● **Given data**
——

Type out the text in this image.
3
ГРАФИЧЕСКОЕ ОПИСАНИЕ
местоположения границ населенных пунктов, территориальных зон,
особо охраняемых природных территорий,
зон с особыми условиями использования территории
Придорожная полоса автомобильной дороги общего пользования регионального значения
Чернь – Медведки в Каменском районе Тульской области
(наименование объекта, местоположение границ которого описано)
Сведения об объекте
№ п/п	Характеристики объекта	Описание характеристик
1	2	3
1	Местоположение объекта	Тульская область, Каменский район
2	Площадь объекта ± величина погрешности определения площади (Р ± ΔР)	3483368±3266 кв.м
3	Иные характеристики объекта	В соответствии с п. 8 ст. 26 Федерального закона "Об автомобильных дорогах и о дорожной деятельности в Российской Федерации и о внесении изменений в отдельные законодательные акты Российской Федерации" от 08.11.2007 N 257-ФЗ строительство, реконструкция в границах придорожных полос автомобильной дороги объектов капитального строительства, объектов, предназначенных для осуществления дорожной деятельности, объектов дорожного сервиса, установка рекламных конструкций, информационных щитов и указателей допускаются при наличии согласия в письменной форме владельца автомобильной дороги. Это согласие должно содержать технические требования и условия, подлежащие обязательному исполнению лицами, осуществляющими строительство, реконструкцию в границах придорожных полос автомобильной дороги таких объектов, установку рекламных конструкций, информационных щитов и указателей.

——

Only lines with "дороги" are wanted here; list each of them.

● **The answer**
Придорожная полоса автомобильной дороги общего пользования регионального значения
3	Иные характеристики объекта	В соответствии с п. 8 ст. 26 Федерального закона "Об автомобильных дорогах и о дорожной деятельности в Российской Федерации и о внесении изменений в отдельные законодательные акты Российской Федерации" от 08.11.2007 N 257-ФЗ строительство, реконструкция в границах придорожных полос автомобильной дороги объектов капитального строительства, объектов, предназначенных для осуществления дорожной деятельности, объектов дорожного сервиса, установка рекламных конструкций, информационных щитов и указателей допускаются при наличии согласия в письменной форме владельца автомобильной дороги. Это согласие должно содержать технические требования и условия, подлежащие обязательному исполнению лицами, осуществляющими строительство, реконструкцию в границах придорожных полос автомобильной дороги таких объектов, установку рекламных конструкций, информационных щитов и указателей.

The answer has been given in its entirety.